[Dataset listings of figures]
——————

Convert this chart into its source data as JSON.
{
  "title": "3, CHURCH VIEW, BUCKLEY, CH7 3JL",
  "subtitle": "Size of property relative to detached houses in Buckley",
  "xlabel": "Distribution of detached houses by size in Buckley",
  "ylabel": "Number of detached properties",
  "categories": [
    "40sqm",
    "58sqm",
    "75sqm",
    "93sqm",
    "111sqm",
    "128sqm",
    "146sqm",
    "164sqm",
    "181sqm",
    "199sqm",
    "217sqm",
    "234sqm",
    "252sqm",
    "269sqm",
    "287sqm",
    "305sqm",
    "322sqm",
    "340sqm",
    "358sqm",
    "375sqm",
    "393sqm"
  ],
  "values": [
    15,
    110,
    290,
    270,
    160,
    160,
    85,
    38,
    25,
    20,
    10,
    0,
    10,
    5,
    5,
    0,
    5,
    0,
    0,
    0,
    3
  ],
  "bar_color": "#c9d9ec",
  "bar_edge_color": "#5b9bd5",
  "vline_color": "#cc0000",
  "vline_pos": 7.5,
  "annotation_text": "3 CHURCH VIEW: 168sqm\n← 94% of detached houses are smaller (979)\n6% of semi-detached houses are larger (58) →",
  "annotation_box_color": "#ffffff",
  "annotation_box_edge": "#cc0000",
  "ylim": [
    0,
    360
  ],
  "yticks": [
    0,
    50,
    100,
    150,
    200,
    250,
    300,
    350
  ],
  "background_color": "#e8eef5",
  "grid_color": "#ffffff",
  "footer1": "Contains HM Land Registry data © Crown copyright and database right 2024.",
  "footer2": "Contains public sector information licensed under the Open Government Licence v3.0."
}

——————

Can you give every line above again, exactly as written?

Convert this chart into its source data as JSON.
{
  "title": "3, CHURCH VIEW, BUCKLEY, CH7 3JL",
  "subtitle": "Size of property relative to detached houses in Buckley",
  "xlabel": "Distribution of detached houses by size in Buckley",
  "ylabel": "Number of detached properties",
  "categories": [
    "40sqm",
    "58sqm",
    "75sqm",
    "93sqm",
    "111sqm",
    "128sqm",
    "146sqm",
    "164sqm",
    "181sqm",
    "199sqm",
    "217sqm",
    "234sqm",
    "252sqm",
    "269sqm",
    "287sqm",
    "305sqm",
    "322sqm",
    "340sqm",
    "358sqm",
    "375sqm",
    "393sqm"
  ],
  "values": [
    15,
    110,
    290,
    270,
    160,
    160,
    85,
    38,
    25,
    20,
    10,
    0,
    10,
    5,
    5,
    0,
    5,
    0,
    0,
    0,
    3
  ],
  "bar_color": "#c9d9ec",
  "bar_edge_color": "#5b9bd5",
  "vline_color": "#cc0000",
  "vline_pos": 7.5,
  "annotation_text": "3 CHURCH VIEW: 168sqm\n← 94% of detached houses are smaller (979)\n6% of semi-detached houses are larger (58) →",
  "annotation_box_color": "#ffffff",
  "annotation_box_edge": "#cc0000",
  "ylim": [
    0,
    360
  ],
  "yticks": [
    0,
    50,
    100,
    150,
    200,
    250,
    300,
    350
  ],
  "background_color": "#e8eef5",
  "grid_color": "#ffffff",
  "footer1": "Contains HM Land Registry data © Crown copyright and database right 2024.",
  "footer2": "Contains public sector information licensed under the Open Government Licence v3.0."
}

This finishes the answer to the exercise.